* Exercise aim
Each entry below should be reproduced character for character.

* Supplied entries
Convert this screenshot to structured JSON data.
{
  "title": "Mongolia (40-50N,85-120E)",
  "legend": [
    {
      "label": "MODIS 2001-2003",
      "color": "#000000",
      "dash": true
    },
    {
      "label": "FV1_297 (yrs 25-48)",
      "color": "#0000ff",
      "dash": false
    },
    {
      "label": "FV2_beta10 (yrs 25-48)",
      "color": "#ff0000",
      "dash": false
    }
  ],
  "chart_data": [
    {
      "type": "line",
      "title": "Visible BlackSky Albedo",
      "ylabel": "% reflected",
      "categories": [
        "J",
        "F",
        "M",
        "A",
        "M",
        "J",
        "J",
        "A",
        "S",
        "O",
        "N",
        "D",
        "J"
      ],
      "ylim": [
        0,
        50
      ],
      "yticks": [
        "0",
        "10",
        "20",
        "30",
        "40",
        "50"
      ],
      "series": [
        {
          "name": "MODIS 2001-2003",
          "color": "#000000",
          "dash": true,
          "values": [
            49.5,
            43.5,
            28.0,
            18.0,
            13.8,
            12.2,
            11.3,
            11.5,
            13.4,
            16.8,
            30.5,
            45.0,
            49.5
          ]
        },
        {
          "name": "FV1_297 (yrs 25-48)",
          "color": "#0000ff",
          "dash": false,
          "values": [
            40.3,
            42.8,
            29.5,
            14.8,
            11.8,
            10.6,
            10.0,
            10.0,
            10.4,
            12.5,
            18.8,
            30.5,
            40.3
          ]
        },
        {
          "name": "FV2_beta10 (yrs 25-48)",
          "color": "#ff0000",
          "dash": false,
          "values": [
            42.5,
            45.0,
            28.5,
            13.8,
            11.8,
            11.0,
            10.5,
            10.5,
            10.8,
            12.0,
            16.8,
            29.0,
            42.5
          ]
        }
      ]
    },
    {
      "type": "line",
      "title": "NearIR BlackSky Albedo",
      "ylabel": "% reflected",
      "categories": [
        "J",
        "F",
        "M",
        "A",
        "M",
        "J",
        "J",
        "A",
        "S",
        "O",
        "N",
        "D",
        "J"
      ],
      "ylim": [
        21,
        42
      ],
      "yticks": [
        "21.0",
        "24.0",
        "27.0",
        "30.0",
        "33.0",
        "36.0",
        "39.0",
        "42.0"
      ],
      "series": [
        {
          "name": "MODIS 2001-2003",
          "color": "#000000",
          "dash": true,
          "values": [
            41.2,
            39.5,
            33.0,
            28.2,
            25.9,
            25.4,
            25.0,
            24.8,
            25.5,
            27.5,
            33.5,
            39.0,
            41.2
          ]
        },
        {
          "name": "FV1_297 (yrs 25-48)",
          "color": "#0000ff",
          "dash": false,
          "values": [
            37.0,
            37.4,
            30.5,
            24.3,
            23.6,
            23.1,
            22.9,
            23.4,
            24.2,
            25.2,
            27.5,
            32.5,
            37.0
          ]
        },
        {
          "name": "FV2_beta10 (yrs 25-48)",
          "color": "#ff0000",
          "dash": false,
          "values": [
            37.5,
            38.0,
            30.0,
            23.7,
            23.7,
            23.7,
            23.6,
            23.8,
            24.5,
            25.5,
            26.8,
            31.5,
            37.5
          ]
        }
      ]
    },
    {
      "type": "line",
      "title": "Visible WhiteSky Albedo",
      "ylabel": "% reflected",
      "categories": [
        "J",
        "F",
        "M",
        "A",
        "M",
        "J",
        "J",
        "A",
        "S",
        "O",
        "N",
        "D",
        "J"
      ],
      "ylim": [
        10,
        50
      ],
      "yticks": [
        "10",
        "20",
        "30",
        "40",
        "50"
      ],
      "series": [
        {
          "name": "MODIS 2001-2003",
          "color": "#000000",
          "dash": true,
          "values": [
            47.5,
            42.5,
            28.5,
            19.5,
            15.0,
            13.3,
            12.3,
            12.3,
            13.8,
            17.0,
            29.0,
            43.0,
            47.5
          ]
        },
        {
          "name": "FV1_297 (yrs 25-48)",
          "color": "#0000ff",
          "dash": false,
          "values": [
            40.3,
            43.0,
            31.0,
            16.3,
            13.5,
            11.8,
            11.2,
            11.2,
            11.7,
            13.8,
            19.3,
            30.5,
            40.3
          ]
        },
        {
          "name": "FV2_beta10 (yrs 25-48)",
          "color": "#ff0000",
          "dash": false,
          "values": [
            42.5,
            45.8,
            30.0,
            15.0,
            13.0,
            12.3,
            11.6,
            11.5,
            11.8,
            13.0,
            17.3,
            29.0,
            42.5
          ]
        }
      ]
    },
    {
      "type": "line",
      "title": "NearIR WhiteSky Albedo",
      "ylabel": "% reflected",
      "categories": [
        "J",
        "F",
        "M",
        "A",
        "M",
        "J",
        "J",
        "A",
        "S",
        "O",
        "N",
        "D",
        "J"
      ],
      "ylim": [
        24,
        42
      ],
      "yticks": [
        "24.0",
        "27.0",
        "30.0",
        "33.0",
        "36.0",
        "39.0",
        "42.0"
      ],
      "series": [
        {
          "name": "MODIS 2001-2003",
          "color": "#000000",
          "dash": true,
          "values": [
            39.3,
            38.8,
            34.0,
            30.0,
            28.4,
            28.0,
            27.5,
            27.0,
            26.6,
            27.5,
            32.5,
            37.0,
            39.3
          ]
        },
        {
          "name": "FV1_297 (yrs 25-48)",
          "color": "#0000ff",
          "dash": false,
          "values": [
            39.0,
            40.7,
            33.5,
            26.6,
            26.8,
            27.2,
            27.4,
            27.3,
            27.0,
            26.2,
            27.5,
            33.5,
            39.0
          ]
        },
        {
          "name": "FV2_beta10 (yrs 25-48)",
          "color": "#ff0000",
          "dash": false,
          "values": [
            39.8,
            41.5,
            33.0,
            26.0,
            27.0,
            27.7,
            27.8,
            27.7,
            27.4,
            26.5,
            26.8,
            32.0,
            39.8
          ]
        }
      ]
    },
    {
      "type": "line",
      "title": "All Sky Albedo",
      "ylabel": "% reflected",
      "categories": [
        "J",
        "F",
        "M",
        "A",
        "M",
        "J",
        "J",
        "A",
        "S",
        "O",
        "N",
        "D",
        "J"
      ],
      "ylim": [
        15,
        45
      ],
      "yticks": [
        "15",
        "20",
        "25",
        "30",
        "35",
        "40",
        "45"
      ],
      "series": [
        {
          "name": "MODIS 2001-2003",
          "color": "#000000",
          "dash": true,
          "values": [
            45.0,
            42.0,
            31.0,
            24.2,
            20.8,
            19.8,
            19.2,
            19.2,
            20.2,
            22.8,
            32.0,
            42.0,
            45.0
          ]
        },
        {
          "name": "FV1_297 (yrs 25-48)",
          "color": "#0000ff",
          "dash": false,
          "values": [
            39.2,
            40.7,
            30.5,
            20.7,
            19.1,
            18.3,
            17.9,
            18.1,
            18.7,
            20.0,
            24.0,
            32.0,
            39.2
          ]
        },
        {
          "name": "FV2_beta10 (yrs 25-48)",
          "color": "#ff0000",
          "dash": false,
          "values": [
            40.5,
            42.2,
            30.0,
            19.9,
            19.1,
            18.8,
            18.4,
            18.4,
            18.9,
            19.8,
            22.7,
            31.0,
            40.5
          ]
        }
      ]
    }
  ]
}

* Output for this task
Convert this screenshot to structured JSON data.
{
  "title": "Mongolia (40-50N,85-120E)",
  "legend": [
    {
      "label": "MODIS 2001-2003",
      "color": "#000000",
      "dash": true
    },
    {
      "label": "FV1_297 (yrs 25-48)",
      "color": "#0000ff",
      "dash": false
    },
    {
      "label": "FV2_beta10 (yrs 25-48)",
      "color": "#ff0000",
      "dash": false
    }
  ],
  "chart_data": [
    {
      "type": "line",
      "title": "Visible BlackSky Albedo",
      "ylabel": "% reflected",
      "categories": [
        "J",
        "F",
        "M",
        "A",
        "M",
        "J",
        "J",
        "A",
        "S",
        "O",
        "N",
        "D",
        "J"
      ],
      "ylim": [
        0,
        50
      ],
      "yticks": [
        "0",
        "10",
        "20",
        "30",
        "40",
        "50"
      ],
      "series": [
        {
          "name": "MODIS 2001-2003",
          "color": "#000000",
          "dash": true,
          "values": [
            49.5,
            43.5,
            28.0,
            18.0,
            13.8,
            12.2,
            11.3,
            11.5,
            13.4,
            16.8,
            30.5,
            45.0,
            49.5
          ]
        },
        {
          "name": "FV1_297 (yrs 25-48)",
          "color": "#0000ff",
          "dash": false,
          "values": [
            40.3,
            42.8,
            29.5,
            14.8,
            11.8,
            10.6,
            10.0,
            10.0,
            10.4,
            12.5,
            18.8,
            30.5,
            40.3
          ]
        },
        {
          "name": "FV2_beta10 (yrs 25-48)",
          "color": "#ff0000",
          "dash": false,
          "values": [
            42.5,
            45.0,
            28.5,
            13.8,
            11.8,
            11.0,
            10.5,
            10.5,
            10.8,
            12.0,
            16.8,
            29.0,
            42.5
          ]
        }
      ]
    },
    {
      "type": "line",
      "title": "NearIR BlackSky Albedo",
      "ylabel": "% reflected",
      "categories": [
        "J",
        "F",
        "M",
        "A",
        "M",
        "J",
        "J",
        "A",
        "S",
        "O",
        "N",
        "D",
        "J"
      ],
      "ylim": [
        21,
        42
      ],
      "yticks": [
        "21.0",
        "24.0",
        "27.0",
        "30.0",
        "33.0",
        "36.0",
        "39.0",
        "42.0"
      ],
      "series": [
        {
          "name": "MODIS 2001-2003",
          "color": "#000000",
          "dash": true,
          "values": [
            41.2,
            39.5,
            33.0,
            28.2,
            25.9,
            25.4,
            25.0,
            24.8,
            25.5,
            27.5,
            33.5,
            39.0,
            41.2
          ]
        },
        {
          "name": "FV1_297 (yrs 25-48)",
          "color": "#0000ff",
          "dash": false,
          "values": [
            37.0,
            37.4,
            30.5,
            24.3,
            23.6,
            23.1,
            22.9,
            23.4,
            24.2,
            25.2,
            27.5,
            32.5,
            37.0
          ]
        },
        {
          "name": "FV2_beta10 (yrs 25-48)",
          "color": "#ff0000",
          "dash": false,
          "values": [
            37.5,
            38.0,
            30.0,
            23.7,
            23.7,
            23.7,
            23.6,
            23.8,
            24.5,
            25.5,
            26.8,
            31.5,
            37.5
          ]
        }
      ]
    },
    {
      "type": "line",
      "title": "Visible WhiteSky Albedo",
      "ylabel": "% reflected",
      "categories": [
        "J",
        "F",
        "M",
        "A",
        "M",
        "J",
        "J",
        "A",
        "S",
        "O",
        "N",
        "D",
        "J"
      ],
      "ylim": [
        10,
        50
      ],
      "yticks": [
        "10",
        "20",
        "30",
        "40",
        "50"
      ],
      "series": [
        {
          "name": "MODIS 2001-2003",
          "color": "#000000",
          "dash": true,
          "values": [
            47.5,
            42.5,
            28.5,
            19.5,
            15.0,
            13.3,
            12.3,
            12.3,
            13.8,
            17.0,
            29.0,
            43.0,
            47.5
          ]
        },
        {
          "name": "FV1_297 (yrs 25-48)",
          "color": "#0000ff",
          "dash": false,
          "values": [
            40.3,
            43.0,
            31.0,
            16.3,
            13.5,
            11.8,
            11.2,
            11.2,
            11.7,
            13.8,
            19.3,
            30.5,
            40.3
          ]
        },
        {
          "name": "FV2_beta10 (yrs 25-48)",
          "color": "#ff0000",
          "dash": false,
          "values": [
            42.5,
            45.8,
            30.0,
            15.0,
            13.0,
            12.3,
            11.6,
            11.5,
            11.8,
            13.0,
            17.3,
            29.0,
            42.5
          ]
        }
      ]
    },
    {
      "type": "line",
      "title": "NearIR WhiteSky Albedo",
      "ylabel": "% reflected",
      "categories": [
        "J",
        "F",
        "M",
        "A",
        "M",
        "J",
        "J",
        "A",
        "S",
        "O",
        "N",
        "D",
        "J"
      ],
      "ylim": [
        24,
        42
      ],
      "yticks": [
        "24.0",
        "27.0",
        "30.0",
        "33.0",
        "36.0",
        "39.0",
        "42.0"
      ],
      "series": [
        {
          "name": "MODIS 2001-2003",
          "color": "#000000",
          "dash": true,
          "values": [
            39.3,
            38.8,
            34.0,
            30.0,
            28.4,
            28.0,
            27.5,
            27.0,
            26.6,
            27.5,
            32.5,
            37.0,
            39.3
          ]
        },
        {
          "name": "FV1_297 (yrs 25-48)",
          "color": "#0000ff",
          "dash": false,
          "values": [
            39.0,
            40.7,
            33.5,
            26.6,
            26.8,
            27.2,
            27.4,
            27.3,
            27.0,
            26.2,
            27.5,
            33.5,
            39.0
          ]
        },
        {
          "name": "FV2_beta10 (yrs 25-48)",
          "color": "#ff0000",
          "dash": false,
          "values": [
            39.8,
            41.5,
            33.0,
            26.0,
            27.0,
            27.7,
            27.8,
            27.7,
            27.4,
            26.5,
            26.8,
            32.0,
            39.8
          ]
        }
      ]
    },
    {
      "type": "line",
      "title": "All Sky Albedo",
      "ylabel": "% reflected",
      "categories": [
        "J",
        "F",
        "M",
        "A",
        "M",
        "J",
        "J",
        "A",
        "S",
        "O",
        "N",
        "D",
        "J"
      ],
      "ylim": [
        15,
        45
      ],
      "yticks": [
        "15",
        "20",
        "25",
        "30",
        "35",
        "40",
        "45"
      ],
      "series": [
        {
          "name": "MODIS 2001-2003",
          "color": "#000000",
          "dash": true,
          "values": [
            45.0,
            42.0,
            31.0,
            24.2,
            20.8,
            19.8,
            19.2,
            19.2,
            20.2,
            22.8,
            32.0,
            42.0,
            45.0
          ]
        },
        {
          "name": "FV1_297 (yrs 25-48)",
          "color": "#0000ff",
          "dash": false,
          "values": [
            39.2,
            40.7,
            30.5,
            20.7,
            19.1,
            18.3,
            17.9,
            18.1,
            18.7,
            20.0,
            24.0,
            32.0,
            39.2
          ]
        },
        {
          "name": "FV2_beta10 (yrs 25-48)",
          "color": "#ff0000",
          "dash": false,
          "values": [
            40.5,
            42.2,
            30.0,
            19.9,
            19.1,
            18.8,
            18.4,
            18.4,
            18.9,
            19.8,
            22.7,
            31.0,
            40.5
          ]
        }
      ]
    }
  ]
}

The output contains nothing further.